• **Given task**
Find how many lines of the listing include the string "Swiss", and report only that figure.

·····

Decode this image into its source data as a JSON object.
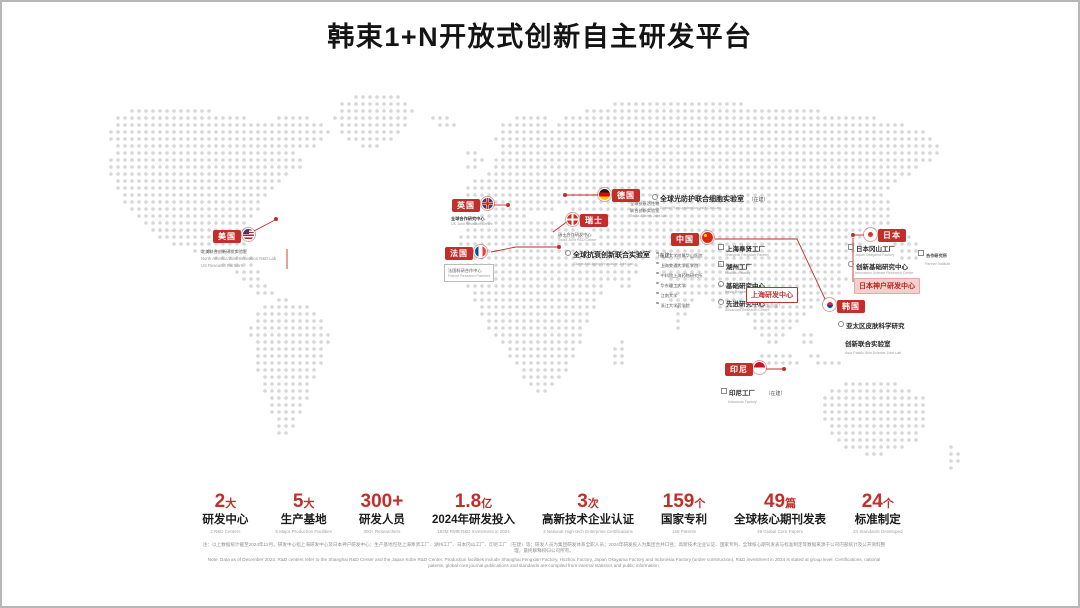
{
  "title": "韩束1+N开放式创新自主研发平台",
  "colors": {
    "accent": "#c22e2a",
    "map_dot": "#d7d7d7"
  },
  "markers": {
    "usa": {
      "label": "美国",
      "lines": [
        "北美联合创新研发实验室",
        "North America Joint Innovation R&D Lab",
        "US Research Partners"
      ]
    },
    "uk": {
      "label": "英国",
      "line": "全球合作研究中心",
      "en": "UK Joint Research Centre"
    },
    "germany": {
      "label": "德国",
      "line": "全球光防护联合细胞实验室",
      "paren": "（在建）",
      "en": "Global Photo-protection Joint Cell Lab"
    },
    "switzerland": {
      "label": "瑞士",
      "right_lines": [
        "全球抗衰活性物",
        "联合创新实验室",
        "Swiss Actives Joint Lab"
      ],
      "below_lines": [
        "瑞士合作研发中心",
        "Swiss Joint R&D Center"
      ]
    },
    "france": {
      "label": "法国",
      "line": "全球抗衰创新联合实验室",
      "paren": "（在建）",
      "en": "Global Anti-aging Innovation Joint Lab",
      "box_lines": [
        "法国科研合作中心",
        "France Research Partners"
      ]
    },
    "china": {
      "label": "中国",
      "partners": [
        "复旦大学附属华山医院",
        "上海交通大学医学院",
        "中科院上海药物研究所",
        "华东理工大学",
        "江南大学",
        "浙江大学药学院"
      ],
      "facilities": [
        {
          "text": "上海奉贤工厂",
          "en": "Shanghai Fengxian Factory"
        },
        {
          "text": "湖州工厂",
          "en": "Huzhou Factory"
        },
        {
          "text": "基础研究中心",
          "en": "Basic Research Center"
        },
        {
          "text": "先进研究中心",
          "en": "Advanced Research Center"
        }
      ],
      "shanghai_box": "上海研发中心",
      "shanghai_sub": "（全球研发总部）"
    },
    "japan": {
      "label": "日本",
      "items": [
        {
          "text": "日本冈山工厂",
          "en": "Japan Okayama Factory"
        },
        {
          "text": "创新基础研究中心",
          "en": "Innovation Science Research Center"
        },
        {
          "text": "功效化妆品研究中心",
          "en": "Efficacy Cosmetics Research Center"
        }
      ],
      "side_item": {
        "text": "合作研究所",
        "en": "Partner Institute"
      },
      "kobe_box": "日本神户研发中心"
    },
    "korea": {
      "label": "韩国",
      "lines": [
        "亚太区皮肤科学研究",
        "创新联合实验室"
      ],
      "en": "Asia-Pacific Skin Science Joint Lab"
    },
    "indonesia": {
      "label": "印尼",
      "line": "印尼工厂",
      "paren": "（在建）",
      "en": "Indonesia Factory"
    }
  },
  "stats": [
    {
      "value": "2",
      "suffix": "大",
      "label": "研发中心",
      "en": "2 R&D Centers"
    },
    {
      "value": "5",
      "suffix": "大",
      "label": "生产基地",
      "en": "5 Major Production Facilities"
    },
    {
      "value": "300+",
      "suffix": "",
      "label": "研发人员",
      "en": "300+ Researchers"
    },
    {
      "value": "1.8",
      "suffix": "亿",
      "label": "2024年研发投入",
      "en": "182M RMB R&D Investment in 2024"
    },
    {
      "value": "3",
      "suffix": "次",
      "label": "高新技术企业认证",
      "en": "3 National High-tech Enterprise Certifications"
    },
    {
      "value": "159",
      "suffix": "个",
      "label": "国家专利",
      "en": "159 Patents"
    },
    {
      "value": "49",
      "suffix": "篇",
      "label": "全球核心期刊发表",
      "en": "49 Global Core Papers"
    },
    {
      "value": "24",
      "suffix": "个",
      "label": "标准制定",
      "en": "24 Standards Developed"
    }
  ],
  "footnotes": [
    "注：以上数据统计截至2024年12月。研发中心指上海研发中心及日本神户研发中心；生产基地包括上海奉贤工厂、湖州工厂、日本冈山工厂、印尼工厂（在建）等；研发人员为集团研发体系全职人员；2024年研发投入为集团合并口径；高新技术企业认证、国家专利、全球核心期刊发表与标准制定等数据来源于公司内部统计及公开资料整理，最终解释权归公司所有。",
    "Note: Data as of December 2024. R&D centers refer to the Shanghai R&D Center and the Japan Kobe R&D Center. Production facilities include Shanghai Fengxian Factory, Huzhou Factory, Japan Okayama Factory and Indonesia Factory (under construction). R&D investment in 2024 is stated at group level. Certifications, national patents, global core journal publications and standards are compiled from internal statistics and public information."
  ]
}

·····

• **Full answer**
2